### Direction
Return each line holding the string "manager".

### Available data
+ + + + +
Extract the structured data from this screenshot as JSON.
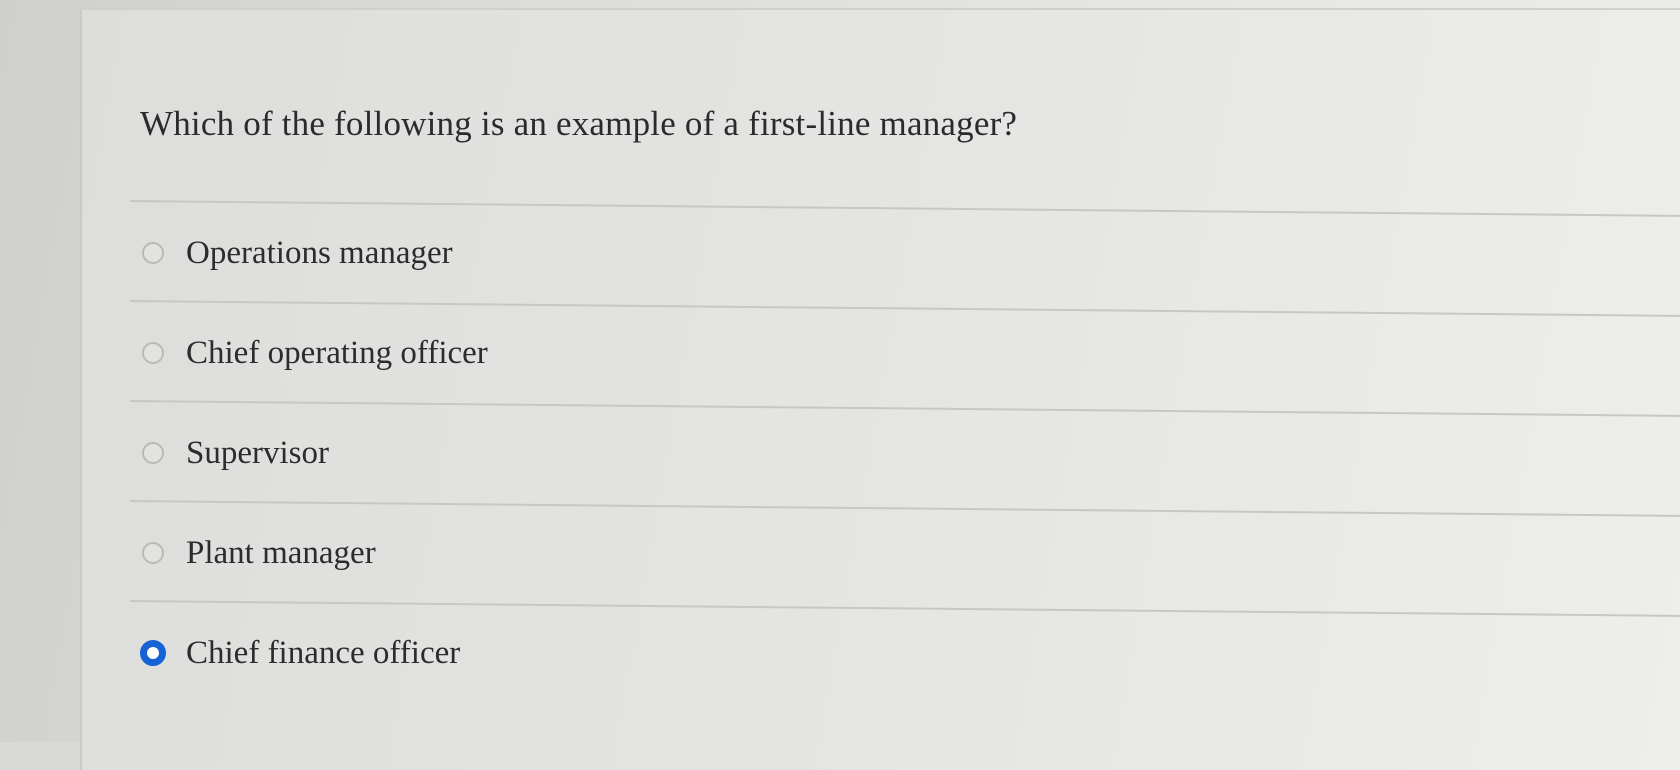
{
  "question": {
    "text": "Which of the following is an example of a first-line manager?"
  },
  "options": [
    {
      "label": "Operations manager",
      "selected": false
    },
    {
      "label": "Chief operating officer",
      "selected": false
    },
    {
      "label": "Supervisor",
      "selected": false
    },
    {
      "label": "Plant manager",
      "selected": false
    },
    {
      "label": "Chief finance officer",
      "selected": true
    }
  ],
  "colors": {
    "selected_radio": "#1663d6"
  }
}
+ + + + +
### Task answer
    "text": "Which of the following is an example of a first-line manager?"
      "label": "Operations manager",
      "label": "Plant manager",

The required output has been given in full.